Pull out every line with the word "kuntien" from the entries below.

[Dataset items]
***
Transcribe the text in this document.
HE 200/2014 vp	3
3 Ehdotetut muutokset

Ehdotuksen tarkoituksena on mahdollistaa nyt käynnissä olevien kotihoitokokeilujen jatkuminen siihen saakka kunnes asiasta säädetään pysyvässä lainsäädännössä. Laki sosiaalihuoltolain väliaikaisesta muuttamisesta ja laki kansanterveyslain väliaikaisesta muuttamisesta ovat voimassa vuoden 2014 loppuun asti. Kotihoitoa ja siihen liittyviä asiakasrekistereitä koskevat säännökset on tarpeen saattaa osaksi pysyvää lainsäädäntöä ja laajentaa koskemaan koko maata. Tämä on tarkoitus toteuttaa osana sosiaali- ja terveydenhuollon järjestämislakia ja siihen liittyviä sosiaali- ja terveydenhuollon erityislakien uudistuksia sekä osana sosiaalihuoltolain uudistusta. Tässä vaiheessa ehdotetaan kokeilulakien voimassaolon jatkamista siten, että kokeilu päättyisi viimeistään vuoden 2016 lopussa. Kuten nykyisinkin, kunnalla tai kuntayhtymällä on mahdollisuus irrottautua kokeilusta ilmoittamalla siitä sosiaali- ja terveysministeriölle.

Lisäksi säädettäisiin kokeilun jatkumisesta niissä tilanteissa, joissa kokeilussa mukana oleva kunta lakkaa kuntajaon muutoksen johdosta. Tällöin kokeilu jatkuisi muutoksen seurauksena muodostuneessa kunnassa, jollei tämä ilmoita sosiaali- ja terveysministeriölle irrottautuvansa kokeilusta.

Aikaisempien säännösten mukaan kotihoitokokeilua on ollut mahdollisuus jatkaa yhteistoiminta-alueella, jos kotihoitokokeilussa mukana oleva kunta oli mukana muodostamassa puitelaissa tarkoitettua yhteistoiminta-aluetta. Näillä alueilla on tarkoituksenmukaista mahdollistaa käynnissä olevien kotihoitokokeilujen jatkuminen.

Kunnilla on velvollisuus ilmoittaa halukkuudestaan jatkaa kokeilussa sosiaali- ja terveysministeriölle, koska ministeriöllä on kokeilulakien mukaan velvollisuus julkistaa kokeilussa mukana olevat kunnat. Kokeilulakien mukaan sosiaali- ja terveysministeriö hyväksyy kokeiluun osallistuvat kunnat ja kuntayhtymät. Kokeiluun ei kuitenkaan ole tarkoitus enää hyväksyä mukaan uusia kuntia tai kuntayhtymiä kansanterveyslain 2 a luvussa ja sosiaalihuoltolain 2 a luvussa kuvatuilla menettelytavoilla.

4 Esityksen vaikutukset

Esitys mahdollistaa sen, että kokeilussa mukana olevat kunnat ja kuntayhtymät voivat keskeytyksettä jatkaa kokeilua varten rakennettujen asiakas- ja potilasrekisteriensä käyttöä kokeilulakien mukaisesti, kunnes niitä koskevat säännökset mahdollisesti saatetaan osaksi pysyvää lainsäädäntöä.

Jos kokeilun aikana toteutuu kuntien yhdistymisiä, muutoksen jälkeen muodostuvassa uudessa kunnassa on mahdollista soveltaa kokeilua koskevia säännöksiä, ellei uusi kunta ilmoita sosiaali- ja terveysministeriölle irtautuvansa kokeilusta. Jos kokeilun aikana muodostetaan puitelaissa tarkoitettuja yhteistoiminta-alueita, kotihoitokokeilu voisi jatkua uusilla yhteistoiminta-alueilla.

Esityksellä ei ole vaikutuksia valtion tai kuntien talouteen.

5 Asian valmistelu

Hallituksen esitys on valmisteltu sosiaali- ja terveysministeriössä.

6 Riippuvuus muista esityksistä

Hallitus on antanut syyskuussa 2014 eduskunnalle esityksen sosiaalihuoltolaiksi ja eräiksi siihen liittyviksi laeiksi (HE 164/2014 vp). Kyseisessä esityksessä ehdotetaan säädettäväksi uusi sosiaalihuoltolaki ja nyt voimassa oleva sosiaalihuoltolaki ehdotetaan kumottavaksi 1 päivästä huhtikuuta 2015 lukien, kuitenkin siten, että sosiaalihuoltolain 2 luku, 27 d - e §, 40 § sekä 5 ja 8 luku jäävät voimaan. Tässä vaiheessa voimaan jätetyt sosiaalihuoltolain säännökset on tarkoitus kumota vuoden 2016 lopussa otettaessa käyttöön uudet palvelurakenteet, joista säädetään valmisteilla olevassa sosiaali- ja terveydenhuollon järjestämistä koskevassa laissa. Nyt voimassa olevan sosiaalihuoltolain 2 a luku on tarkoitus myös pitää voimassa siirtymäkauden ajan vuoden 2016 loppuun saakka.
***
▶ Solution to this exercise
Jos kokeilun aikana toteutuu kuntien yhdistymisiä, muutoksen jälkeen muodostuvassa uudessa kunnassa on mahdollista soveltaa kokeilua koskevia säännöksiä, ellei uusi kunta ilmoita sosiaali- ja terveysministeriölle irtautuvansa kokeilusta. Jos kokeilun aikana muodostetaan puitelaissa tarkoitettuja yhteistoiminta-alueita, kotihoitokokeilu voisi jatkua uusilla yhteistoiminta-alueilla.
Esityksellä ei ole vaikutuksia valtion tai kuntien talouteen.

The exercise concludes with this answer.